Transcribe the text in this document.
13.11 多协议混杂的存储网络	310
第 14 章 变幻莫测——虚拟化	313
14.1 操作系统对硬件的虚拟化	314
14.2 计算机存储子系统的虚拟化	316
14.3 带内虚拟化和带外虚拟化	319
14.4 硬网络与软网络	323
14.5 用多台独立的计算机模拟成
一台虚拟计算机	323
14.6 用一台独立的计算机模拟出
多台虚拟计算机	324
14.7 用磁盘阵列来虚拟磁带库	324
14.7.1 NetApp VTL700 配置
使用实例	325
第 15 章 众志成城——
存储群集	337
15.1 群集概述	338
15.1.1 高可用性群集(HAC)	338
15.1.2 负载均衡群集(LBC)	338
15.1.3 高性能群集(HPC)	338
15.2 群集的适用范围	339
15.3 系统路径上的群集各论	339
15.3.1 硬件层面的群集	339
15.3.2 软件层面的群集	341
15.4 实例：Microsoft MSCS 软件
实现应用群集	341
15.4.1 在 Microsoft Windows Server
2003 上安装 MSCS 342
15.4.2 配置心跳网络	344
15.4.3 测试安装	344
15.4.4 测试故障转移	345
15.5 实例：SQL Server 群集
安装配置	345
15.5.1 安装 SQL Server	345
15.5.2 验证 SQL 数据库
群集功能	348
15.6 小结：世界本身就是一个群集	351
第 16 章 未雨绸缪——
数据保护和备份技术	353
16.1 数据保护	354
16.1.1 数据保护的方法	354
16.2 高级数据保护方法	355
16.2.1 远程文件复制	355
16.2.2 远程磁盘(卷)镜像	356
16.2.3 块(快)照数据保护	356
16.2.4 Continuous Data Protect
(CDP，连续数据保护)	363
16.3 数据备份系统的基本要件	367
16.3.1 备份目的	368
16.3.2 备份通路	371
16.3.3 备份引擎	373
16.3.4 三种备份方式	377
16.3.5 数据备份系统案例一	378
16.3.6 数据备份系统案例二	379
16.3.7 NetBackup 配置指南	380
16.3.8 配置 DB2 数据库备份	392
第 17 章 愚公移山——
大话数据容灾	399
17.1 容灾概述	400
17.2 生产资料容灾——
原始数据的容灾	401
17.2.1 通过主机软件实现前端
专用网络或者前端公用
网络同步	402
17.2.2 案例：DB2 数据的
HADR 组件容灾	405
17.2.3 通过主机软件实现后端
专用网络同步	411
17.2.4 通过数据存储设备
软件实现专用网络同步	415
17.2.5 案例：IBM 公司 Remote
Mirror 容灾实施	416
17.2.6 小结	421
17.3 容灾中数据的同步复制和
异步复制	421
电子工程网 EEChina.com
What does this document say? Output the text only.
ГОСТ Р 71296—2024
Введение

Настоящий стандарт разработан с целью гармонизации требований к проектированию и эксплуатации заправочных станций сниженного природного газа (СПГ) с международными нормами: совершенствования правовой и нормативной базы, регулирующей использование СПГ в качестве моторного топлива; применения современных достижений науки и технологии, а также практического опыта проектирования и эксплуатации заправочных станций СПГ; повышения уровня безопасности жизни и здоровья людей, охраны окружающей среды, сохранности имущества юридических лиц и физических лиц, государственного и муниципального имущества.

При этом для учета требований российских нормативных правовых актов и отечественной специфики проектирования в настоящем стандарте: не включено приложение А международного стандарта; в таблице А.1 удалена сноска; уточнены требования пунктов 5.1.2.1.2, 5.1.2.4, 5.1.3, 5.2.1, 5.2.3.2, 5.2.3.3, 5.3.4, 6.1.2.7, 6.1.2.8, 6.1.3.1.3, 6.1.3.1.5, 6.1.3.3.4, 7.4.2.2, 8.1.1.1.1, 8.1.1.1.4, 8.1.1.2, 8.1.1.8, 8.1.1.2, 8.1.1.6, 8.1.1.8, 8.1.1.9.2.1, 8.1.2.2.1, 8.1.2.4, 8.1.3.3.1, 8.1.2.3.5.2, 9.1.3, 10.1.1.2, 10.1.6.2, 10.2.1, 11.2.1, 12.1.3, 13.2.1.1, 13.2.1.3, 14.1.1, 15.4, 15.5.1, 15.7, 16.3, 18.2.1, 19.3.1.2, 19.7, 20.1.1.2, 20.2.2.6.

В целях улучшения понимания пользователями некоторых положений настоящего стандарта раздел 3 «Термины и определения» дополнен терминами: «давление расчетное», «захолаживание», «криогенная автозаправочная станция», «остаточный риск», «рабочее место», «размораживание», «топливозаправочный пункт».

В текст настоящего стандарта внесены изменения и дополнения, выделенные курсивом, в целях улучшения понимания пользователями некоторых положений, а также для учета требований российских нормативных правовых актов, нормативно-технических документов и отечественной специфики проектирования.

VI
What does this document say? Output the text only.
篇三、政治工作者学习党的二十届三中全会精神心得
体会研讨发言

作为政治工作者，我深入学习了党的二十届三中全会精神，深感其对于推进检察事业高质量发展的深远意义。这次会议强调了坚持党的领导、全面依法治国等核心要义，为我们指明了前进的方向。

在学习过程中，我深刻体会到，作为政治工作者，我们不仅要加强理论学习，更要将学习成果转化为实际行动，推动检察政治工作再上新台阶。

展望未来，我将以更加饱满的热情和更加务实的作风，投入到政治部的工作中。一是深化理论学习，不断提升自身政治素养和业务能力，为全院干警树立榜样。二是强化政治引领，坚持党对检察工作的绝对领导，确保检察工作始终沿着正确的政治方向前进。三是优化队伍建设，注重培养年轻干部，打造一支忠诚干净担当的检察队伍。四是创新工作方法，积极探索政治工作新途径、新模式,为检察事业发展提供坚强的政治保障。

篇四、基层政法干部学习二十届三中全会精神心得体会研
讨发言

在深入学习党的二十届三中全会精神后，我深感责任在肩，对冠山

* **Problem to work on**:
Copy out all lines above that include the string "положений".

* **Worked solution**:
В целях улучшения понимания пользователями некоторых положений настоящего стандарта раздел 3 «Термины и определения» дополнен терминами: «давление расчетное», «захолаживание», «криогенная автозаправочная станция», «остаточный риск», «рабочее место», «размораживание», «топливозаправочный пункт».
В текст настоящего стандарта внесены изменения и дополнения, выделенные курсивом, в целях улучшения понимания пользователями некоторых положений, а также для учета требований российских нормативных правовых актов, нормативно-технических документов и отечественной специфики проектирования.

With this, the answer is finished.